[Saved entries]
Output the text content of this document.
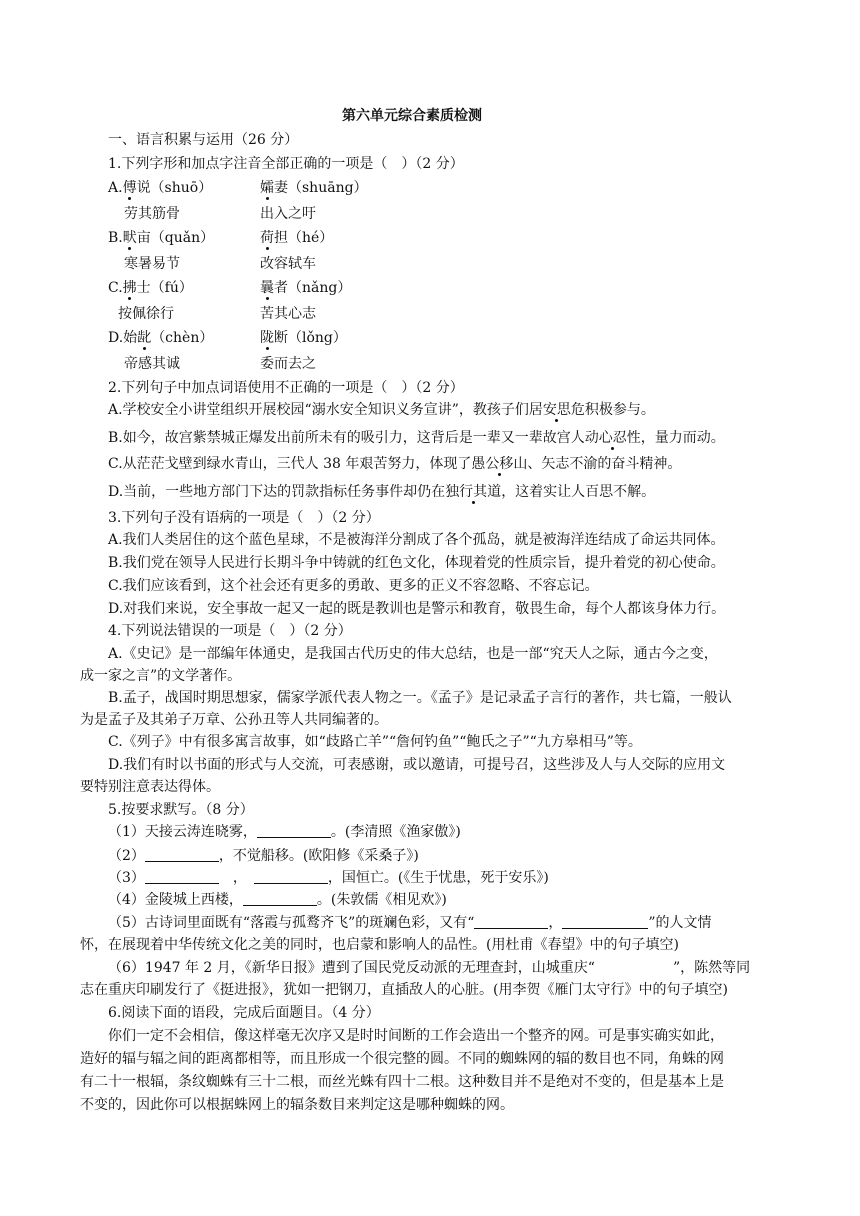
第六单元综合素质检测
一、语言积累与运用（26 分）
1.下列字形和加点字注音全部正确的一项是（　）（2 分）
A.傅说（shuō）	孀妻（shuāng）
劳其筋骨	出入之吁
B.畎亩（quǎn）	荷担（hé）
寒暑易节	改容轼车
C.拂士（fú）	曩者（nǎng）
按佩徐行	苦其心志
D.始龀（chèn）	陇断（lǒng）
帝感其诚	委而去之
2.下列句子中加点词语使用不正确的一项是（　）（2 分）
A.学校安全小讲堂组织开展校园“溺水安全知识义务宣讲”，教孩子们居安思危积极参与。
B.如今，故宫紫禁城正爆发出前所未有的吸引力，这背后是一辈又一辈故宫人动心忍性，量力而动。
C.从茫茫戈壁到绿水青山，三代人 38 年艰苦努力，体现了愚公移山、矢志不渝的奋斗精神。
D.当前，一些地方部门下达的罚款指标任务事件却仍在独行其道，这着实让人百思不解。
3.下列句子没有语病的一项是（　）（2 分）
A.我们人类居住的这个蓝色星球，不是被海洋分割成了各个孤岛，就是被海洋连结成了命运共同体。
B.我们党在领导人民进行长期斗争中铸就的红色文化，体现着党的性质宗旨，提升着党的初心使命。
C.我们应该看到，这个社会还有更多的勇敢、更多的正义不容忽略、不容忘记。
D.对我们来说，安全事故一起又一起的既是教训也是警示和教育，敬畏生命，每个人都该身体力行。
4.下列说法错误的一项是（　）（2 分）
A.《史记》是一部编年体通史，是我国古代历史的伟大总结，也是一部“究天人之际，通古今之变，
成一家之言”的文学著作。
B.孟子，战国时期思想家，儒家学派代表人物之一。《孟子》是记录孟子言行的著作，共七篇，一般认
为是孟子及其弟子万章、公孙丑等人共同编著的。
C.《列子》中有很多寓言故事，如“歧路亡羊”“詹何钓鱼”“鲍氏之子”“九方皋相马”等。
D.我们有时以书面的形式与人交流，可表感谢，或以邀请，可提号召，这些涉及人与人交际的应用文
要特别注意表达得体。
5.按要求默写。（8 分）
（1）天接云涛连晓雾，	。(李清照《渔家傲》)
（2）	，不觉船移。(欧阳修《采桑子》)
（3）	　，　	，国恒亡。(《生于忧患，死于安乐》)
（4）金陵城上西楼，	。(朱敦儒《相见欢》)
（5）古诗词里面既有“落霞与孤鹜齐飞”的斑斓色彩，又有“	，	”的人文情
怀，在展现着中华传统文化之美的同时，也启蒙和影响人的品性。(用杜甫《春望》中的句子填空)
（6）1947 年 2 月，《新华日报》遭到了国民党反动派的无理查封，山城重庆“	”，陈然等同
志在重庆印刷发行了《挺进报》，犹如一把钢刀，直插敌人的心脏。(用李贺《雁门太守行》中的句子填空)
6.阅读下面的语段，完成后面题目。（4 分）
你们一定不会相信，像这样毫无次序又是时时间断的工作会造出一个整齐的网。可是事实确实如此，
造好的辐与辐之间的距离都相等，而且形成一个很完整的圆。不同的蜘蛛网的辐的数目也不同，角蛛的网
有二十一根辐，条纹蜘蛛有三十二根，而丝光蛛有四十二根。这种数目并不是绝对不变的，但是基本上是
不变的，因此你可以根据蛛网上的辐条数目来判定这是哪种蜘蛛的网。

AIM OF THE TASK: Write out all the entries word for word, but skip any images.

SOLUTION TO THE EXERCISE:
Output the text content of this document.
第六单元综合素质检测
一、语言积累与运用（26 分）
1.下列字形和加点字注音全部正确的一项是（　）（2 分）
A.傅说（shuō）	孀妻（shuāng）
劳其筋骨	出入之吁
B.畎亩（quǎn）	荷担（hé）
寒暑易节	改容轼车
C.拂士（fú）	曩者（nǎng）
按佩徐行	苦其心志
D.始龀（chèn）	陇断（lǒng）
帝感其诚	委而去之
2.下列句子中加点词语使用不正确的一项是（　）（2 分）
A.学校安全小讲堂组织开展校园“溺水安全知识义务宣讲”，教孩子们居安思危积极参与。
B.如今，故宫紫禁城正爆发出前所未有的吸引力，这背后是一辈又一辈故宫人动心忍性，量力而动。
C.从茫茫戈壁到绿水青山，三代人 38 年艰苦努力，体现了愚公移山、矢志不渝的奋斗精神。
D.当前，一些地方部门下达的罚款指标任务事件却仍在独行其道，这着实让人百思不解。
3.下列句子没有语病的一项是（　）（2 分）
A.我们人类居住的这个蓝色星球，不是被海洋分割成了各个孤岛，就是被海洋连结成了命运共同体。
B.我们党在领导人民进行长期斗争中铸就的红色文化，体现着党的性质宗旨，提升着党的初心使命。
C.我们应该看到，这个社会还有更多的勇敢、更多的正义不容忽略、不容忘记。
D.对我们来说，安全事故一起又一起的既是教训也是警示和教育，敬畏生命，每个人都该身体力行。
4.下列说法错误的一项是（　）（2 分）
A.《史记》是一部编年体通史，是我国古代历史的伟大总结，也是一部“究天人之际，通古今之变，
成一家之言”的文学著作。
B.孟子，战国时期思想家，儒家学派代表人物之一。《孟子》是记录孟子言行的著作，共七篇，一般认
为是孟子及其弟子万章、公孙丑等人共同编著的。
C.《列子》中有很多寓言故事，如“歧路亡羊”“詹何钓鱼”“鲍氏之子”“九方皋相马”等。
D.我们有时以书面的形式与人交流，可表感谢，或以邀请，可提号召，这些涉及人与人交际的应用文
要特别注意表达得体。
5.按要求默写。（8 分）
（1）天接云涛连晓雾，	。(李清照《渔家傲》)
（2）	，不觉船移。(欧阳修《采桑子》)
（3）	　，　	，国恒亡。(《生于忧患，死于安乐》)
（4）金陵城上西楼，	。(朱敦儒《相见欢》)
（5）古诗词里面既有“落霞与孤鹜齐飞”的斑斓色彩，又有“	，	”的人文情
怀，在展现着中华传统文化之美的同时，也启蒙和影响人的品性。(用杜甫《春望》中的句子填空)
（6）1947 年 2 月，《新华日报》遭到了国民党反动派的无理查封，山城重庆“	”，陈然等同
志在重庆印刷发行了《挺进报》，犹如一把钢刀，直插敌人的心脏。(用李贺《雁门太守行》中的句子填空)
6.阅读下面的语段，完成后面题目。（4 分）
你们一定不会相信，像这样毫无次序又是时时间断的工作会造出一个整齐的网。可是事实确实如此，
造好的辐与辐之间的距离都相等，而且形成一个很完整的圆。不同的蜘蛛网的辐的数目也不同，角蛛的网
有二十一根辐，条纹蜘蛛有三十二根，而丝光蛛有四十二根。这种数目并不是绝对不变的，但是基本上是
不变的，因此你可以根据蛛网上的辐条数目来判定这是哪种蜘蛛的网。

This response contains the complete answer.